What this task involves: Go through the data and copy every line exactly, but not the images.

Stored records:

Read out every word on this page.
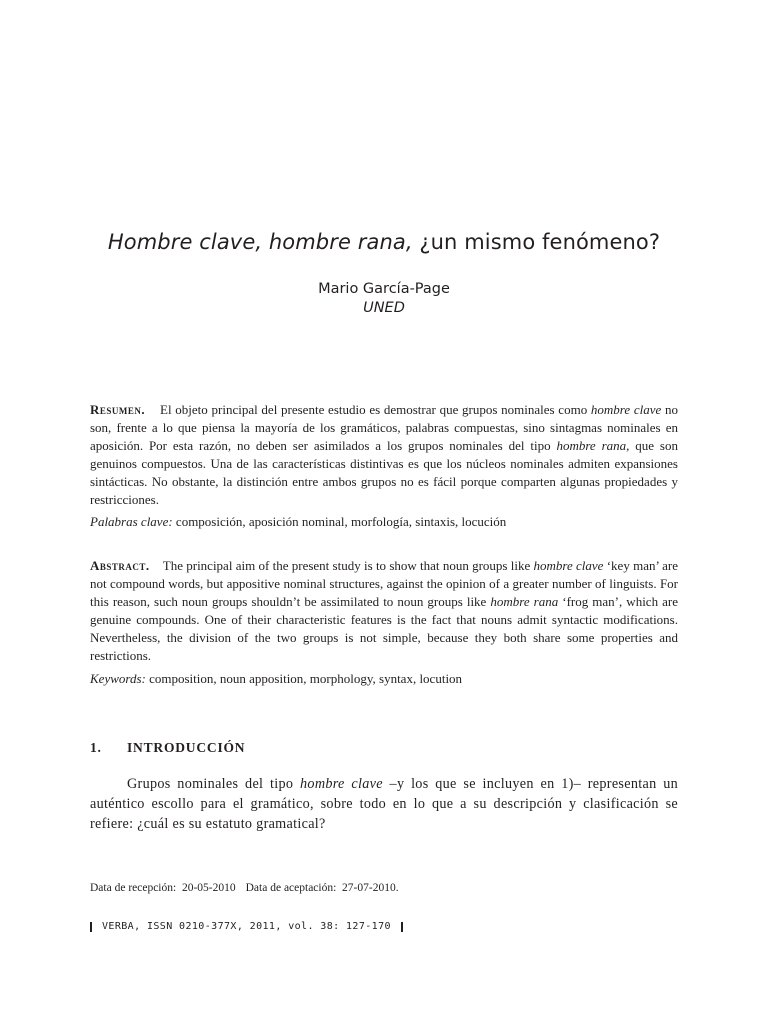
Hombre clave, hombre rana, ¿un mismo fenómeno?
Mario García-Page
UNED

Resumen. El objeto principal del presente estudio es demostrar que grupos nominales como hombre clave no son, frente a lo que piensa la mayoría de los gramáticos, palabras compuestas, sino sintagmas nominales en aposición. Por esta razón, no deben ser asimilados a los grupos nominales del tipo hombre rana, que son genuinos compuestos. Una de las características distintivas es que los núcleos nominales admiten expansiones sintácticas. No obstante, la distinción entre ambos grupos no es fácil porque comparten algunas propiedades y restricciones.

Palabras clave: composición, aposición nominal, morfología, sintaxis, locución

Abstract. The principal aim of the present study is to show that noun groups like hombre clave ‘key man’ are not compound words, but appositive nominal structures, against the opinion of a greater number of linguists. For this reason, such noun groups shouldn’t be assimilated to noun groups like hombre rana ‘frog man’, which are genuine compounds. One of their characteristic features is the fact that nouns admit syntactic modifications. Nevertheless, the division of the two groups is not simple, because they both share some properties and restrictions.

Keywords: composition, noun apposition, morphology, syntax, locution

1. INTRODUCCIÓN

Grupos nominales del tipo hombre clave –y los que se incluyen en 1)– representan un auténtico escollo para el gramático, sobre todo en lo que a su descripción y clasificación se refiere: ¿cuál es su estatuto gramatical?

Data de recepción: 20-05-2010 Data de aceptación: 27-07-2010.
VERBA, ISSN 0210-377X, 2011, vol. 38: 127-170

Reply to the exercise:
Read out every word on this page.
Hombre clave, hombre rana, ¿un mismo fenómeno?
Mario García-Page
UNED

Resumen. El objeto principal del presente estudio es demostrar que grupos nominales como hombre clave no son, frente a lo que piensa la mayoría de los gramáticos, palabras compuestas, sino sintagmas nominales en aposición. Por esta razón, no deben ser asimilados a los grupos nominales del tipo hombre rana, que son genuinos compuestos. Una de las características distintivas es que los núcleos nominales admiten expansiones sintácticas. No obstante, la distinción entre ambos grupos no es fácil porque comparten algunas propiedades y restricciones.

Palabras clave: composición, aposición nominal, morfología, sintaxis, locución

Abstract. The principal aim of the present study is to show that noun groups like hombre clave ‘key man’ are not compound words, but appositive nominal structures, against the opinion of a greater number of linguists. For this reason, such noun groups shouldn’t be assimilated to noun groups like hombre rana ‘frog man’, which are genuine compounds. One of their characteristic features is the fact that nouns admit syntactic modifications. Nevertheless, the division of the two groups is not simple, because they both share some properties and restrictions.

Keywords: composition, noun apposition, morphology, syntax, locution

1. INTRODUCCIÓN

Grupos nominales del tipo hombre clave –y los que se incluyen en 1)– representan un auténtico escollo para el gramático, sobre todo en lo que a su descripción y clasificación se refiere: ¿cuál es su estatuto gramatical?

Data de recepción: 20-05-2010 Data de aceptación: 27-07-2010.
VERBA, ISSN 0210-377X, 2011, vol. 38: 127-170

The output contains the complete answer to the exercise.